- _Task requirements_
Give the data again, word for word.

:: Records for the exercise

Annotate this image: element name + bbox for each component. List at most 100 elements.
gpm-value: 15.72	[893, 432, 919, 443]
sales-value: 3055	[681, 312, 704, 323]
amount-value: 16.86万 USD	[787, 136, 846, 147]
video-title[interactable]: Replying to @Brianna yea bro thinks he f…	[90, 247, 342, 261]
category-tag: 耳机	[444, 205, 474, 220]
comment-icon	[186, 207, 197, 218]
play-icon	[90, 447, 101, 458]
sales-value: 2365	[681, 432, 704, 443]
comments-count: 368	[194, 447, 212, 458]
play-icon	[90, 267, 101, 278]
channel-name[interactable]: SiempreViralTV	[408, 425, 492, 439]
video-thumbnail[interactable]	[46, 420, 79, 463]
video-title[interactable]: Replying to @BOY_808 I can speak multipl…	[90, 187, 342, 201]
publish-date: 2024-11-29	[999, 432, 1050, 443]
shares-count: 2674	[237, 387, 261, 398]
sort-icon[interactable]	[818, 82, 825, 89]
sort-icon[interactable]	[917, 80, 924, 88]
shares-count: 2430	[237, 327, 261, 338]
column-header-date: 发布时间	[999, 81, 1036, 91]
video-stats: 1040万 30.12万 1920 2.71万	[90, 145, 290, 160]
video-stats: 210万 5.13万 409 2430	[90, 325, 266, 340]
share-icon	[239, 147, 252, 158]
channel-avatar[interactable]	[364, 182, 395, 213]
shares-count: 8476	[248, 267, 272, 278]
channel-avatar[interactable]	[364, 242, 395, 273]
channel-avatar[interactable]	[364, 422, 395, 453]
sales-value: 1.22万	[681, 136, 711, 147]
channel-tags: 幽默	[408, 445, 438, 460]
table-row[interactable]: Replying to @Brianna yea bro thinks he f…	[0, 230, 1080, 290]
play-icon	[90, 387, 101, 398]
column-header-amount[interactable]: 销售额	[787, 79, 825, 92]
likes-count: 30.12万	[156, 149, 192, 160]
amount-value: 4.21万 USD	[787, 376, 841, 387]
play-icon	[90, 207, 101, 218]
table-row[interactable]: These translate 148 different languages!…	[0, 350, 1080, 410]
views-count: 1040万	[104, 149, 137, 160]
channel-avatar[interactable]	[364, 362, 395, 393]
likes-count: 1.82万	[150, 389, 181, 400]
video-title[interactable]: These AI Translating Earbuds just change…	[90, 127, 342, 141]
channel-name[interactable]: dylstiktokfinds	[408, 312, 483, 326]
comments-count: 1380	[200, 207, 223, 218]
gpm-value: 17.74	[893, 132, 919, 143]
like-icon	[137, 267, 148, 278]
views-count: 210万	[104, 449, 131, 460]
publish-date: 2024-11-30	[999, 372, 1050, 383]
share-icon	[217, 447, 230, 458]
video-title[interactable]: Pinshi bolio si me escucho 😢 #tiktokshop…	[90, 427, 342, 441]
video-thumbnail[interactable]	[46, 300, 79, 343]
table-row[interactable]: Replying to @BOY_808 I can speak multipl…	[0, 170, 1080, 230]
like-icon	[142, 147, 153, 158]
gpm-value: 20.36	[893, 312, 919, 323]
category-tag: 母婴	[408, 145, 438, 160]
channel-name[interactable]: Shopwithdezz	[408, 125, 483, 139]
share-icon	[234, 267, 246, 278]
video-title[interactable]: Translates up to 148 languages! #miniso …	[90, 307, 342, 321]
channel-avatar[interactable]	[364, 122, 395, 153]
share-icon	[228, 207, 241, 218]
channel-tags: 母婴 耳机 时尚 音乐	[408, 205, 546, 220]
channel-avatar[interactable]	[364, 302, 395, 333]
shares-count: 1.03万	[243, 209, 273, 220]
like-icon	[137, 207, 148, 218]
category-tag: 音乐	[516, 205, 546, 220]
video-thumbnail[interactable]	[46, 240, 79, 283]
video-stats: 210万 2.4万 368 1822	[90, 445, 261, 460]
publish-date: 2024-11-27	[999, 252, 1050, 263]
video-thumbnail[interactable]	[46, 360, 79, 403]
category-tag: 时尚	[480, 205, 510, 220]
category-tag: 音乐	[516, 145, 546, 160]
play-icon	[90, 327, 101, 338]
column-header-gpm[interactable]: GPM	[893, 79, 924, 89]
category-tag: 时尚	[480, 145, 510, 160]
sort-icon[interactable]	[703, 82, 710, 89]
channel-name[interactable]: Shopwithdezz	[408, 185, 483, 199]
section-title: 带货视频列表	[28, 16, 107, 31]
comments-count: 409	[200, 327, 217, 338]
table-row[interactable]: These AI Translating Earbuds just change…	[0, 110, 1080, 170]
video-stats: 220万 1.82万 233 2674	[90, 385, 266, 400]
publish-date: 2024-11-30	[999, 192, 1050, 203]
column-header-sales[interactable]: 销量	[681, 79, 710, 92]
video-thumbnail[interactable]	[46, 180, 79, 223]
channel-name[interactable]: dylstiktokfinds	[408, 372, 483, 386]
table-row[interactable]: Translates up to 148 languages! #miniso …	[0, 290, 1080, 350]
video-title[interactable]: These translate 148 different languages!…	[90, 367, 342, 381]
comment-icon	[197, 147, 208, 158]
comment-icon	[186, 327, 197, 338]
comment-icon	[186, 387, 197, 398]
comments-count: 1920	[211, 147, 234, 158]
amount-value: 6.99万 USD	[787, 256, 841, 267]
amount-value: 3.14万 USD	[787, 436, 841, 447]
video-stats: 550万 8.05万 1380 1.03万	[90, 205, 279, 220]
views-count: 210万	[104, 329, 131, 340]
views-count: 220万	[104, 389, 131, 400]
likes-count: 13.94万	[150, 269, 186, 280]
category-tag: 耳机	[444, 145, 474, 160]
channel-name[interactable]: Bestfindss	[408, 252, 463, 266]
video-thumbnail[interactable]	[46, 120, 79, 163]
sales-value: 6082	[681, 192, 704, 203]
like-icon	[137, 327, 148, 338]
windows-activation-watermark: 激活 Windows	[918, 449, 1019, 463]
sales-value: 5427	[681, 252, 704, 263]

::::

- _Written answer_
Annotate this image: element name + bbox for each component. List at most 100 elements.
gpm-value: 15.72	[893, 432, 919, 443]
sales-value: 3055	[681, 312, 704, 323]
amount-value: 16.86万 USD	[787, 136, 846, 147]
video-title[interactable]: Replying to @Brianna yea bro thinks he f…	[90, 247, 342, 261]
category-tag: 耳机	[444, 205, 474, 220]
comment-icon	[186, 207, 197, 218]
play-icon	[90, 447, 101, 458]
sales-value: 2365	[681, 432, 704, 443]
comments-count: 368	[194, 447, 212, 458]
play-icon	[90, 267, 101, 278]
channel-name[interactable]: SiempreViralTV	[408, 425, 492, 439]
video-thumbnail[interactable]	[46, 420, 79, 463]
video-title[interactable]: Replying to @BOY_808 I can speak multipl…	[90, 187, 342, 201]
publish-date: 2024-11-29	[999, 432, 1050, 443]
shares-count: 2674	[237, 387, 261, 398]
sort-icon[interactable]	[818, 82, 825, 89]
sort-icon[interactable]	[917, 80, 924, 88]
shares-count: 2430	[237, 327, 261, 338]
column-header-date: 发布时间	[999, 81, 1036, 91]
video-stats: 1040万 30.12万 1920 2.71万	[90, 145, 290, 160]
video-stats: 210万 5.13万 409 2430	[90, 325, 266, 340]
share-icon	[239, 147, 252, 158]
channel-avatar[interactable]	[364, 182, 395, 213]
shares-count: 8476	[248, 267, 272, 278]
channel-avatar[interactable]	[364, 242, 395, 273]
channel-avatar[interactable]	[364, 422, 395, 453]
sales-value: 1.22万	[681, 136, 711, 147]
channel-tags: 幽默	[408, 445, 438, 460]
table-row[interactable]: Replying to @Brianna yea bro thinks he f…	[0, 230, 1080, 290]
play-icon	[90, 387, 101, 398]
column-header-amount[interactable]: 销售额	[787, 79, 825, 92]
likes-count: 30.12万	[156, 149, 192, 160]
amount-value: 4.21万 USD	[787, 376, 841, 387]
play-icon	[90, 207, 101, 218]
table-row[interactable]: These translate 148 different languages!…	[0, 350, 1080, 410]
views-count: 1040万	[104, 149, 137, 160]
channel-avatar[interactable]	[364, 362, 395, 393]
likes-count: 1.82万	[150, 389, 181, 400]
video-title[interactable]: These AI Translating Earbuds just change…	[90, 127, 342, 141]
channel-name[interactable]: dylstiktokfinds	[408, 312, 483, 326]
comments-count: 1380	[200, 207, 223, 218]
gpm-value: 17.74	[893, 132, 919, 143]
like-icon	[137, 267, 148, 278]
views-count: 210万	[104, 449, 131, 460]
publish-date: 2024-11-30	[999, 372, 1050, 383]
share-icon	[217, 447, 230, 458]
video-title[interactable]: Pinshi bolio si me escucho 😢 #tiktokshop…	[90, 427, 342, 441]
video-thumbnail[interactable]	[46, 300, 79, 343]
table-row[interactable]: Replying to @BOY_808 I can speak multipl…	[0, 170, 1080, 230]
like-icon	[142, 147, 153, 158]
gpm-value: 20.36	[893, 312, 919, 323]
category-tag: 母婴	[408, 145, 438, 160]
channel-name[interactable]: Shopwithdezz	[408, 125, 483, 139]
share-icon	[234, 267, 246, 278]
video-title[interactable]: Translates up to 148 languages! #miniso …	[90, 307, 342, 321]
channel-avatar[interactable]	[364, 122, 395, 153]
share-icon	[228, 207, 241, 218]
channel-tags: 母婴 耳机 时尚 音乐	[408, 205, 546, 220]
channel-avatar[interactable]	[364, 302, 395, 333]
shares-count: 1.03万	[243, 209, 273, 220]
like-icon	[137, 207, 148, 218]
category-tag: 音乐	[516, 205, 546, 220]
video-thumbnail[interactable]	[46, 240, 79, 283]
video-stats: 210万 2.4万 368 1822	[90, 445, 261, 460]
publish-date: 2024-11-27	[999, 252, 1050, 263]
video-thumbnail[interactable]	[46, 360, 79, 403]
category-tag: 时尚	[480, 205, 510, 220]
category-tag: 音乐	[516, 145, 546, 160]
play-icon	[90, 327, 101, 338]
column-header-gpm[interactable]: GPM	[893, 79, 924, 89]
category-tag: 时尚	[480, 145, 510, 160]
sort-icon[interactable]	[703, 82, 710, 89]
channel-name[interactable]: Shopwithdezz	[408, 185, 483, 199]
section-title: 带货视频列表	[28, 16, 107, 31]
comments-count: 409	[200, 327, 217, 338]
table-row[interactable]: These AI Translating Earbuds just change…	[0, 110, 1080, 170]
video-stats: 220万 1.82万 233 2674	[90, 385, 266, 400]
publish-date: 2024-11-30	[999, 192, 1050, 203]
column-header-sales[interactable]: 销量	[681, 79, 710, 92]
video-thumbnail[interactable]	[46, 180, 79, 223]
channel-name[interactable]: dylstiktokfinds	[408, 372, 483, 386]
table-row[interactable]: Translates up to 148 languages! #miniso …	[0, 290, 1080, 350]
video-title[interactable]: These translate 148 different languages!…	[90, 367, 342, 381]
comment-icon	[197, 147, 208, 158]
comment-icon	[186, 327, 197, 338]
comment-icon	[186, 387, 197, 398]
comments-count: 1920	[211, 147, 234, 158]
amount-value: 6.99万 USD	[787, 256, 841, 267]
amount-value: 3.14万 USD	[787, 436, 841, 447]
video-stats: 550万 8.05万 1380 1.03万	[90, 205, 279, 220]
views-count: 210万	[104, 329, 131, 340]
views-count: 220万	[104, 389, 131, 400]
likes-count: 13.94万	[150, 269, 186, 280]
category-tag: 耳机	[444, 145, 474, 160]
channel-name[interactable]: Bestfindss	[408, 252, 463, 266]
video-thumbnail[interactable]	[46, 120, 79, 163]
sales-value: 6082	[681, 192, 704, 203]
like-icon	[137, 327, 148, 338]
windows-activation-watermark: 激活 Windows	[918, 449, 1019, 463]
sales-value: 5427	[681, 252, 704, 263]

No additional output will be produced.